> Request: From the entries below, please gather each line containing the string "First".

-- Start --

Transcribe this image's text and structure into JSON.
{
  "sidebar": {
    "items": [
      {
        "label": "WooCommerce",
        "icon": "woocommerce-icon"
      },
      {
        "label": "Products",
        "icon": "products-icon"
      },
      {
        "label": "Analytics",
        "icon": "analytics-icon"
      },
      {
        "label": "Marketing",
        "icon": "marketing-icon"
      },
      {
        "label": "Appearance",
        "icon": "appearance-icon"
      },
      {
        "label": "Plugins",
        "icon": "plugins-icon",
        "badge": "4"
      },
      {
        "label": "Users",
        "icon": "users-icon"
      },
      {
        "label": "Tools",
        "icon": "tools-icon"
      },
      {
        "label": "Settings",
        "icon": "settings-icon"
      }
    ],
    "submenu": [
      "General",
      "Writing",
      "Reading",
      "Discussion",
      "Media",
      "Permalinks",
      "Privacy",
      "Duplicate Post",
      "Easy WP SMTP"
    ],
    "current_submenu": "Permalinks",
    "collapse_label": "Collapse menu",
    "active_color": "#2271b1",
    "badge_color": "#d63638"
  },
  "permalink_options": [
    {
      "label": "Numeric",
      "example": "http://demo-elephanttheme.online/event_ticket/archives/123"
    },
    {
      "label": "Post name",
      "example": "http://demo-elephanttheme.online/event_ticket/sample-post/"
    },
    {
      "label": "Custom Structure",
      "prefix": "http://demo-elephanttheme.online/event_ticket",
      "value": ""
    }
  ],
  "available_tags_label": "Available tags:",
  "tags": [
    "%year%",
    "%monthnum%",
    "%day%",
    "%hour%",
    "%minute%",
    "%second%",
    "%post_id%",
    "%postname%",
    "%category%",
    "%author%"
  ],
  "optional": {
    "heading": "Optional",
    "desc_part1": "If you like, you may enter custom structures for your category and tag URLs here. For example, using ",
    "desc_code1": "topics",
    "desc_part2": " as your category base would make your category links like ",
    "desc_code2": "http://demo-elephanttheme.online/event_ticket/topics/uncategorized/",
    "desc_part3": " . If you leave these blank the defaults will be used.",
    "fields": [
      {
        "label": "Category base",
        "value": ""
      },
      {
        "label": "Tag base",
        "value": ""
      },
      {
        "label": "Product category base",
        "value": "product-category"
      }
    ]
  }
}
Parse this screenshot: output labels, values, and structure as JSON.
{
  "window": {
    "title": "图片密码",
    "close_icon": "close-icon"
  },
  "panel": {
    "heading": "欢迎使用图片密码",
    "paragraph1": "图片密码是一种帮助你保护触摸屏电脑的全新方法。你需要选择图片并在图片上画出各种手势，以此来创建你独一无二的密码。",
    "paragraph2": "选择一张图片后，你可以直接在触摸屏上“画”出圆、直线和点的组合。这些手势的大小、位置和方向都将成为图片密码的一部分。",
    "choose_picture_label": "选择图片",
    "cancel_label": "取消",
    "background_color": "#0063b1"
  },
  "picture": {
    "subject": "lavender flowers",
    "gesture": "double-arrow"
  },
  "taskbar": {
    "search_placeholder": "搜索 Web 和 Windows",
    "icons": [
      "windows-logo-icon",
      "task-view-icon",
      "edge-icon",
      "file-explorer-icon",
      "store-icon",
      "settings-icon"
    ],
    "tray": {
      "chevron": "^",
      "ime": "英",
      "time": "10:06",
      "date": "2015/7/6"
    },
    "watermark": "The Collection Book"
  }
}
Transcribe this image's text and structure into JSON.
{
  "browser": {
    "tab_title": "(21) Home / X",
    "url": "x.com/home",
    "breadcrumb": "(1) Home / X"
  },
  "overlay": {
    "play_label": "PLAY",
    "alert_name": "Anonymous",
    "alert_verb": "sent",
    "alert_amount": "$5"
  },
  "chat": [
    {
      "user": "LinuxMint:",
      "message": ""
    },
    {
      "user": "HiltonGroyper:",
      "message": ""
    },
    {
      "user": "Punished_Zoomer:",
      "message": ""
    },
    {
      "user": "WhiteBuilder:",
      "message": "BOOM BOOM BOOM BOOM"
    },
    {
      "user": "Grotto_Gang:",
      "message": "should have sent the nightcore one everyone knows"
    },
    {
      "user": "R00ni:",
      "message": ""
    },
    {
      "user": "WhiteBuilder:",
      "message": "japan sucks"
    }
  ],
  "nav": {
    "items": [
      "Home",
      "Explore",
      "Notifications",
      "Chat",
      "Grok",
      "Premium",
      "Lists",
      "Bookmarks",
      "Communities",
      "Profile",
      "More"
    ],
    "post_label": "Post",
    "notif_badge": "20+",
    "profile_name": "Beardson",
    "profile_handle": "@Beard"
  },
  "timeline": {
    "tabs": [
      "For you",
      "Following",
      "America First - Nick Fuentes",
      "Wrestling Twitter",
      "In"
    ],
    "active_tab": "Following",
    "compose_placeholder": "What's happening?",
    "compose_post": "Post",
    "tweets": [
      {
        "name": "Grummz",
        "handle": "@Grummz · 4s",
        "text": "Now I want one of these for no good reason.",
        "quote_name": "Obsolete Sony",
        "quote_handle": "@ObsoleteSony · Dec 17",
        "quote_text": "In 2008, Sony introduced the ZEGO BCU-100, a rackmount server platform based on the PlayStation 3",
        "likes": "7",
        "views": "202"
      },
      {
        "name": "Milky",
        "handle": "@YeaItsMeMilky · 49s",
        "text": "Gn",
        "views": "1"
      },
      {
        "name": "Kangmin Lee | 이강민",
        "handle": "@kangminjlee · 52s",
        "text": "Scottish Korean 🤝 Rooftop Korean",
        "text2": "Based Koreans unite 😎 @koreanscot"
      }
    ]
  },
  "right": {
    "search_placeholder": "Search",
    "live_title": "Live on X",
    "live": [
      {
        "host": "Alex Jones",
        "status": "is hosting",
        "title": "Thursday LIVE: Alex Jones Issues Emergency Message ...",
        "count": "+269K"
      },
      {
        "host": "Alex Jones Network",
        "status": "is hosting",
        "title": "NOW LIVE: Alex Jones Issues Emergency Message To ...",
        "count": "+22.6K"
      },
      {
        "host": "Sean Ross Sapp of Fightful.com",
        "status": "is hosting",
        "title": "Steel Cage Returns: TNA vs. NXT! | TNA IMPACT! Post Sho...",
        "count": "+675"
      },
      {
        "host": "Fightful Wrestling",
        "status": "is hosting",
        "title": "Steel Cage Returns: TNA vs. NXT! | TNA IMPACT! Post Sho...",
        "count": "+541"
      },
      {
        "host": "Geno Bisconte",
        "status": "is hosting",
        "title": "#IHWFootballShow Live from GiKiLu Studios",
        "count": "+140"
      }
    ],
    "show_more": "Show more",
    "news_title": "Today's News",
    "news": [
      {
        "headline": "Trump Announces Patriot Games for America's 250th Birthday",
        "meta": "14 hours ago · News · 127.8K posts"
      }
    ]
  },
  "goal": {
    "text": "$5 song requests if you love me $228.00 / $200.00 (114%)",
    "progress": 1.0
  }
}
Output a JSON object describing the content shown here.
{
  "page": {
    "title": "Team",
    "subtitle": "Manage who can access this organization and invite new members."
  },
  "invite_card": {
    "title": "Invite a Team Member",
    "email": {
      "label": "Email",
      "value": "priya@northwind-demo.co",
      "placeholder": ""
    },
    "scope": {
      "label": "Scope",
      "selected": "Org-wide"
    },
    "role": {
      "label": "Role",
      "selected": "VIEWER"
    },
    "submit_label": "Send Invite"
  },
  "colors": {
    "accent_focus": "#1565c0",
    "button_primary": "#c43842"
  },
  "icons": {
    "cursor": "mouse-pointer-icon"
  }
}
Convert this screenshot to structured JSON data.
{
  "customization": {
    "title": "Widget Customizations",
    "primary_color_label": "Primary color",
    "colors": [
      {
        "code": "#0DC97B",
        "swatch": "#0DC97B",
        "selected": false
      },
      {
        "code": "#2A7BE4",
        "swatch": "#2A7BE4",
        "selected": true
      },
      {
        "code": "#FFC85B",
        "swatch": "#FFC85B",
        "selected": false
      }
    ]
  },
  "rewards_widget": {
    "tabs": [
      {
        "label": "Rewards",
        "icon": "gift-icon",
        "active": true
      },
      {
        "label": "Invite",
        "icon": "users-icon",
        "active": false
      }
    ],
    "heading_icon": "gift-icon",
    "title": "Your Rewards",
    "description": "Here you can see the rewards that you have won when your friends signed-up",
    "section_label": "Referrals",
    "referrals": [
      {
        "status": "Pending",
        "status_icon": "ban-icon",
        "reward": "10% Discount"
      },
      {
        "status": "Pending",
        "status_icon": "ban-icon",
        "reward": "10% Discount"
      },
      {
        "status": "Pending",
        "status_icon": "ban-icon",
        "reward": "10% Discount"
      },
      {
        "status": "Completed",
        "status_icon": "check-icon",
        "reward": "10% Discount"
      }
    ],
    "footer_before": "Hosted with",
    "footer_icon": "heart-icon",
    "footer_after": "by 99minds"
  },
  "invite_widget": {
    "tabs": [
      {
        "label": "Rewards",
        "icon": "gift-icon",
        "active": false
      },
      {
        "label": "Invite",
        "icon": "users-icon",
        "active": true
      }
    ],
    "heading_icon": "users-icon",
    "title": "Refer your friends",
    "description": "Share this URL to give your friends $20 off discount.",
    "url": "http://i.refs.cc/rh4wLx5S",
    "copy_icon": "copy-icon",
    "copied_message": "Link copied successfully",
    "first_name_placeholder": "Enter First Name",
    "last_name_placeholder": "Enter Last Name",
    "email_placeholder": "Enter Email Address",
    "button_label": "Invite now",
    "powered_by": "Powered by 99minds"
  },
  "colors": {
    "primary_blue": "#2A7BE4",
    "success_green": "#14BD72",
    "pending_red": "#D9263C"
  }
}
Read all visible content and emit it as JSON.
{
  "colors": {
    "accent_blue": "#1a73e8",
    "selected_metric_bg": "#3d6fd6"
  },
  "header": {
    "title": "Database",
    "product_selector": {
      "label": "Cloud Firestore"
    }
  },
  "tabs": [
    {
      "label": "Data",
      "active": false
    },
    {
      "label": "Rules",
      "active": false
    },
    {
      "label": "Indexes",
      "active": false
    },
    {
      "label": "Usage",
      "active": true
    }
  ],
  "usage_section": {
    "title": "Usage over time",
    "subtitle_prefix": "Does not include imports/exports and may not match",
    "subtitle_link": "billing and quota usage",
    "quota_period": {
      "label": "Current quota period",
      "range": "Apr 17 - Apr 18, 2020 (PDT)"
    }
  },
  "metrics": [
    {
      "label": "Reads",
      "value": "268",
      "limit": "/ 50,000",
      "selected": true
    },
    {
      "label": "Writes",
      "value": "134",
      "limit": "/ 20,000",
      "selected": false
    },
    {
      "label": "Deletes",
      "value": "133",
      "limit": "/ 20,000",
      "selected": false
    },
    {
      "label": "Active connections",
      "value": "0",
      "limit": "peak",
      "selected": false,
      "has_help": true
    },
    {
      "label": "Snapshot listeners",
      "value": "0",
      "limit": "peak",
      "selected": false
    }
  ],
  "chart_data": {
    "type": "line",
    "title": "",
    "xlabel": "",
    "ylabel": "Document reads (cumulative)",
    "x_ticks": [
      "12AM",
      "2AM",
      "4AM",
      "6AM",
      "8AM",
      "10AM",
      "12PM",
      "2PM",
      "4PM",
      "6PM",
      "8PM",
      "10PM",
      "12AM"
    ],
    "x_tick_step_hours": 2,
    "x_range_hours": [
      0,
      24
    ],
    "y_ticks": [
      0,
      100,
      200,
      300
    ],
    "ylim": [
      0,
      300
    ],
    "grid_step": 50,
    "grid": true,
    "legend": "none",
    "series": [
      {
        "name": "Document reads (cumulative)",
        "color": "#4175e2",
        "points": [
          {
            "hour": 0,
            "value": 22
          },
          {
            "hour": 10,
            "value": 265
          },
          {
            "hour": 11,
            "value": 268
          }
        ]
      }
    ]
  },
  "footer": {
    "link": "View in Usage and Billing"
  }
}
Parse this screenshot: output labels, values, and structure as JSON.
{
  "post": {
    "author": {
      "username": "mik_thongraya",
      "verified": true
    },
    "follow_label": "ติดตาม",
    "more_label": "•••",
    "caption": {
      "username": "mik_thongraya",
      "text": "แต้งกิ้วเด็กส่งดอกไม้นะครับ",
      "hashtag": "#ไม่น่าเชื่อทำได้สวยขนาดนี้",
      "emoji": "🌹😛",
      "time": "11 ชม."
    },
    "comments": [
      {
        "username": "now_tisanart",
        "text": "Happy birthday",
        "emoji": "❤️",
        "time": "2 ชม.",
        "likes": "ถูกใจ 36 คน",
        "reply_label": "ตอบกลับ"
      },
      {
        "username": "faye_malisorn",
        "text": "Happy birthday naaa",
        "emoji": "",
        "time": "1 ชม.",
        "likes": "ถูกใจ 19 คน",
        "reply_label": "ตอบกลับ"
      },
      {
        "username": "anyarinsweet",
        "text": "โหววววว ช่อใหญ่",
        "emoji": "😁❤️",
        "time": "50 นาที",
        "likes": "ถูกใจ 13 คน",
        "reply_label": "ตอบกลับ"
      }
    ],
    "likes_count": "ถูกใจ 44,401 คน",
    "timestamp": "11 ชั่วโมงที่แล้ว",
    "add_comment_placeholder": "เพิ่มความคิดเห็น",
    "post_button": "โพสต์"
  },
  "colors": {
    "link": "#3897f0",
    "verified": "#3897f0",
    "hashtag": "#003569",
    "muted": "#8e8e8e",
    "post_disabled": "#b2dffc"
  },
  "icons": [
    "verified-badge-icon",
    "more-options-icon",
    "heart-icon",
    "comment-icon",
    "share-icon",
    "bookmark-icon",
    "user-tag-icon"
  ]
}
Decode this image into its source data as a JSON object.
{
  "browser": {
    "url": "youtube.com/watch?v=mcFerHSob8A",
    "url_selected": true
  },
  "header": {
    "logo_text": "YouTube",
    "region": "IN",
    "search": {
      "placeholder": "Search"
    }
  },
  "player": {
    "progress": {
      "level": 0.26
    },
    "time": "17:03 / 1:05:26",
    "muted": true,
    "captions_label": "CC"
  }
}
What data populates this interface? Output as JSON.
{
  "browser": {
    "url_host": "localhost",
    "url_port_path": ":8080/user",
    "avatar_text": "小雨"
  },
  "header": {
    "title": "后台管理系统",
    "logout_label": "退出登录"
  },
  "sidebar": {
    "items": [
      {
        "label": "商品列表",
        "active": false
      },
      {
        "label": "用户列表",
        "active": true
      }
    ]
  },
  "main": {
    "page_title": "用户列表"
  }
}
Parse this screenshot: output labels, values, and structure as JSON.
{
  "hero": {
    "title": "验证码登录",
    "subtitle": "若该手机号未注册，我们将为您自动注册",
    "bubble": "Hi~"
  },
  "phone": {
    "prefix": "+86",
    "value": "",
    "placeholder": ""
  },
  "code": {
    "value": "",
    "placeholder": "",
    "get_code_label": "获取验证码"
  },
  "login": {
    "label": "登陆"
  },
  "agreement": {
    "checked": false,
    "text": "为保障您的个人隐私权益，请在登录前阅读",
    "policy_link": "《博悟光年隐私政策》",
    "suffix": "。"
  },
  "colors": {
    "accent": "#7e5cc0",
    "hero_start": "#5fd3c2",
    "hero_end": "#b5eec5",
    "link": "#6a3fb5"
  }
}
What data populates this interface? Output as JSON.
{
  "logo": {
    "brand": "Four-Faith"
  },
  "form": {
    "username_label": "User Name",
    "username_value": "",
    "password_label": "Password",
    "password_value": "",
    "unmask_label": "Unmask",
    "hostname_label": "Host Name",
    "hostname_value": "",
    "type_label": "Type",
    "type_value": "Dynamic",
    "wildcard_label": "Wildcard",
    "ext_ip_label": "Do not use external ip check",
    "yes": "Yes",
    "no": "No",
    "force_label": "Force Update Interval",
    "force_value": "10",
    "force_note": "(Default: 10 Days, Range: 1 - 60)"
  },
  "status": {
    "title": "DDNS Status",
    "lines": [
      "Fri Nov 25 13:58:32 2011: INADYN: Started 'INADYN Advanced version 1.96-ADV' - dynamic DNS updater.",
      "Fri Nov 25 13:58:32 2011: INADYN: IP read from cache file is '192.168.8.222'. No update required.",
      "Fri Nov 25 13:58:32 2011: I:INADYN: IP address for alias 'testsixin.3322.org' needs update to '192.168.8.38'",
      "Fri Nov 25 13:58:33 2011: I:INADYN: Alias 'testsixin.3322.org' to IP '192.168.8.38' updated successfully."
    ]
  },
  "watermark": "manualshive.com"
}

-- End --

> Full answer:
      "America First - Nick Fuentes",
    "first_name_placeholder": "Enter First Name",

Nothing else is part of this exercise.